## RECORDS PROVIDED
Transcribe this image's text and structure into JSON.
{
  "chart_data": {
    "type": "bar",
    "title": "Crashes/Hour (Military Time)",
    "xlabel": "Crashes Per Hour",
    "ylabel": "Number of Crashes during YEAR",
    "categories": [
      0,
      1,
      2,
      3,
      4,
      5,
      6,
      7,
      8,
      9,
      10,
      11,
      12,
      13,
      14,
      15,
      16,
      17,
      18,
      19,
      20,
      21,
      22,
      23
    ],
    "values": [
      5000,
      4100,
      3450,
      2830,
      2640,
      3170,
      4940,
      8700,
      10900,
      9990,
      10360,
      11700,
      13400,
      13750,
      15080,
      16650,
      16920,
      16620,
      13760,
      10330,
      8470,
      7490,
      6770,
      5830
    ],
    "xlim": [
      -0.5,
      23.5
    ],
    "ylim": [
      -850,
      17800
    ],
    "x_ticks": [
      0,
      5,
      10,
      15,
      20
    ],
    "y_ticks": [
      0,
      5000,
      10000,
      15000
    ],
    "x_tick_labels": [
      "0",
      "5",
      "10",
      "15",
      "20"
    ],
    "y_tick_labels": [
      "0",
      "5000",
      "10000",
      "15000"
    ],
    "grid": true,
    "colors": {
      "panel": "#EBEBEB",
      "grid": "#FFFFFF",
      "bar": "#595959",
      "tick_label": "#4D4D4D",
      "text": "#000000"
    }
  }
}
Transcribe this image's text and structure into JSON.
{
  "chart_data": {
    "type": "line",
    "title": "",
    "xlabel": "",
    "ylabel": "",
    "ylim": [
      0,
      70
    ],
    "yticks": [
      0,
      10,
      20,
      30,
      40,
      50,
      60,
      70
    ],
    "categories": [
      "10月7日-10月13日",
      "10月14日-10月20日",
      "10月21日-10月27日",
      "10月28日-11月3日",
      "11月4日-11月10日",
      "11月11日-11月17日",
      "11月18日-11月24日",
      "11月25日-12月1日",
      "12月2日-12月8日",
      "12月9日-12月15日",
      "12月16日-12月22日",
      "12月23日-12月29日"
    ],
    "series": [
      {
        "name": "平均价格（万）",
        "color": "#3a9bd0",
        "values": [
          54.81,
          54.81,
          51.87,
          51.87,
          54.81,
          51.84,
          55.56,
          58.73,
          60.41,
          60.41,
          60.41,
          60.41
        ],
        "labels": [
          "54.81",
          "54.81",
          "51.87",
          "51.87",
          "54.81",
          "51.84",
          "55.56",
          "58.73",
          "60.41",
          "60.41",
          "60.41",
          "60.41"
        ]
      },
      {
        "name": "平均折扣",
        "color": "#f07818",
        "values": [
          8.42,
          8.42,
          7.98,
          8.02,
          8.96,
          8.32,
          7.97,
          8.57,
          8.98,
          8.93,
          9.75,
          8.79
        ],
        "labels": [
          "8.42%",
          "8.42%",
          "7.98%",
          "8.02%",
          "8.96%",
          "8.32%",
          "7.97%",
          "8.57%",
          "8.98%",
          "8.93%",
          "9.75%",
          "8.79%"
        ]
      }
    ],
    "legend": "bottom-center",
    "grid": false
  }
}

## SET EXERCISE
All of the data must be returned exactly.

## WRITTEN SOLUTION
Transcribe this image's text and structure into JSON.
{
  "chart_data": {
    "type": "bar",
    "title": "Crashes/Hour (Military Time)",
    "xlabel": "Crashes Per Hour",
    "ylabel": "Number of Crashes during YEAR",
    "categories": [
      0,
      1,
      2,
      3,
      4,
      5,
      6,
      7,
      8,
      9,
      10,
      11,
      12,
      13,
      14,
      15,
      16,
      17,
      18,
      19,
      20,
      21,
      22,
      23
    ],
    "values": [
      5000,
      4100,
      3450,
      2830,
      2640,
      3170,
      4940,
      8700,
      10900,
      9990,
      10360,
      11700,
      13400,
      13750,
      15080,
      16650,
      16920,
      16620,
      13760,
      10330,
      8470,
      7490,
      6770,
      5830
    ],
    "xlim": [
      -0.5,
      23.5
    ],
    "ylim": [
      -850,
      17800
    ],
    "x_ticks": [
      0,
      5,
      10,
      15,
      20
    ],
    "y_ticks": [
      0,
      5000,
      10000,
      15000
    ],
    "x_tick_labels": [
      "0",
      "5",
      "10",
      "15",
      "20"
    ],
    "y_tick_labels": [
      "0",
      "5000",
      "10000",
      "15000"
    ],
    "grid": true,
    "colors": {
      "panel": "#EBEBEB",
      "grid": "#FFFFFF",
      "bar": "#595959",
      "tick_label": "#4D4D4D",
      "text": "#000000"
    }
  }
}
Transcribe this image's text and structure into JSON.
{
  "chart_data": {
    "type": "line",
    "title": "",
    "xlabel": "",
    "ylabel": "",
    "ylim": [
      0,
      70
    ],
    "yticks": [
      0,
      10,
      20,
      30,
      40,
      50,
      60,
      70
    ],
    "categories": [
      "10月7日-10月13日",
      "10月14日-10月20日",
      "10月21日-10月27日",
      "10月28日-11月3日",
      "11月4日-11月10日",
      "11月11日-11月17日",
      "11月18日-11月24日",
      "11月25日-12月1日",
      "12月2日-12月8日",
      "12月9日-12月15日",
      "12月16日-12月22日",
      "12月23日-12月29日"
    ],
    "series": [
      {
        "name": "平均价格（万）",
        "color": "#3a9bd0",
        "values": [
          54.81,
          54.81,
          51.87,
          51.87,
          54.81,
          51.84,
          55.56,
          58.73,
          60.41,
          60.41,
          60.41,
          60.41
        ],
        "labels": [
          "54.81",
          "54.81",
          "51.87",
          "51.87",
          "54.81",
          "51.84",
          "55.56",
          "58.73",
          "60.41",
          "60.41",
          "60.41",
          "60.41"
        ]
      },
      {
        "name": "平均折扣",
        "color": "#f07818",
        "values": [
          8.42,
          8.42,
          7.98,
          8.02,
          8.96,
          8.32,
          7.97,
          8.57,
          8.98,
          8.93,
          9.75,
          8.79
        ],
        "labels": [
          "8.42%",
          "8.42%",
          "7.98%",
          "8.02%",
          "8.96%",
          "8.32%",
          "7.97%",
          "8.57%",
          "8.98%",
          "8.93%",
          "9.75%",
          "8.79%"
        ]
      }
    ],
    "legend": "bottom-center",
    "grid": false
  }
}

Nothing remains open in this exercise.